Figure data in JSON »
--- START ---
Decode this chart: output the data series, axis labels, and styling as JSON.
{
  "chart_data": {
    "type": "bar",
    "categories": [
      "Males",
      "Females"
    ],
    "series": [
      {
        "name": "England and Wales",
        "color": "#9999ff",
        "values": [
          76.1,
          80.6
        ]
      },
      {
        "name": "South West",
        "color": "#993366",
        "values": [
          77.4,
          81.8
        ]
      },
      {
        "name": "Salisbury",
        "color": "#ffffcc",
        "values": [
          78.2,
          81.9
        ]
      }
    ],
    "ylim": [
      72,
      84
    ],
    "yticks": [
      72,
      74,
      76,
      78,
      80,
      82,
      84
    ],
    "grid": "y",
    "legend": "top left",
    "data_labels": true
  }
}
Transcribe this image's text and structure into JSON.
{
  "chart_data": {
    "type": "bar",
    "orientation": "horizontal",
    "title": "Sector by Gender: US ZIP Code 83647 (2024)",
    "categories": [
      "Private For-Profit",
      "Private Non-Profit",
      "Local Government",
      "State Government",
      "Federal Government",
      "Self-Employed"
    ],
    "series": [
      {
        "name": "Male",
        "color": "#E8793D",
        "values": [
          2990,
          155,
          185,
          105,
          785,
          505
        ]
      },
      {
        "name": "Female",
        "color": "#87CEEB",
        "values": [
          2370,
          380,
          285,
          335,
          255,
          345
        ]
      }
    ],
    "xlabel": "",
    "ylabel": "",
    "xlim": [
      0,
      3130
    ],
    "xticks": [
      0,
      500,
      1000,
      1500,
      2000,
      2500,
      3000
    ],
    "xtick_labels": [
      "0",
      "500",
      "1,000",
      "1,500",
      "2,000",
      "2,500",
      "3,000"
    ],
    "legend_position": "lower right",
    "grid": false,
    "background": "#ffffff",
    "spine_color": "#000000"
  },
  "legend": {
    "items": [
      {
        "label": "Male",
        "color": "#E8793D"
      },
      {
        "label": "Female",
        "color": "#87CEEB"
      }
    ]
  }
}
--- END ---
Exercise aim »
Copy each record from above without leaving any out.

Output for this task »
Decode this chart: output the data series, axis labels, and styling as JSON.
{
  "chart_data": {
    "type": "bar",
    "categories": [
      "Males",
      "Females"
    ],
    "series": [
      {
        "name": "England and Wales",
        "color": "#9999ff",
        "values": [
          76.1,
          80.6
        ]
      },
      {
        "name": "South West",
        "color": "#993366",
        "values": [
          77.4,
          81.8
        ]
      },
      {
        "name": "Salisbury",
        "color": "#ffffcc",
        "values": [
          78.2,
          81.9
        ]
      }
    ],
    "ylim": [
      72,
      84
    ],
    "yticks": [
      72,
      74,
      76,
      78,
      80,
      82,
      84
    ],
    "grid": "y",
    "legend": "top left",
    "data_labels": true
  }
}
Transcribe this image's text and structure into JSON.
{
  "chart_data": {
    "type": "bar",
    "orientation": "horizontal",
    "title": "Sector by Gender: US ZIP Code 83647 (2024)",
    "categories": [
      "Private For-Profit",
      "Private Non-Profit",
      "Local Government",
      "State Government",
      "Federal Government",
      "Self-Employed"
    ],
    "series": [
      {
        "name": "Male",
        "color": "#E8793D",
        "values": [
          2990,
          155,
          185,
          105,
          785,
          505
        ]
      },
      {
        "name": "Female",
        "color": "#87CEEB",
        "values": [
          2370,
          380,
          285,
          335,
          255,
          345
        ]
      }
    ],
    "xlabel": "",
    "ylabel": "",
    "xlim": [
      0,
      3130
    ],
    "xticks": [
      0,
      500,
      1000,
      1500,
      2000,
      2500,
      3000
    ],
    "xtick_labels": [
      "0",
      "500",
      "1,000",
      "1,500",
      "2,000",
      "2,500",
      "3,000"
    ],
    "legend_position": "lower right",
    "grid": false,
    "background": "#ffffff",
    "spine_color": "#000000"
  },
  "legend": {
    "items": [
      {
        "label": "Male",
        "color": "#E8793D"
      },
      {
        "label": "Female",
        "color": "#87CEEB"
      }
    ]
  }
}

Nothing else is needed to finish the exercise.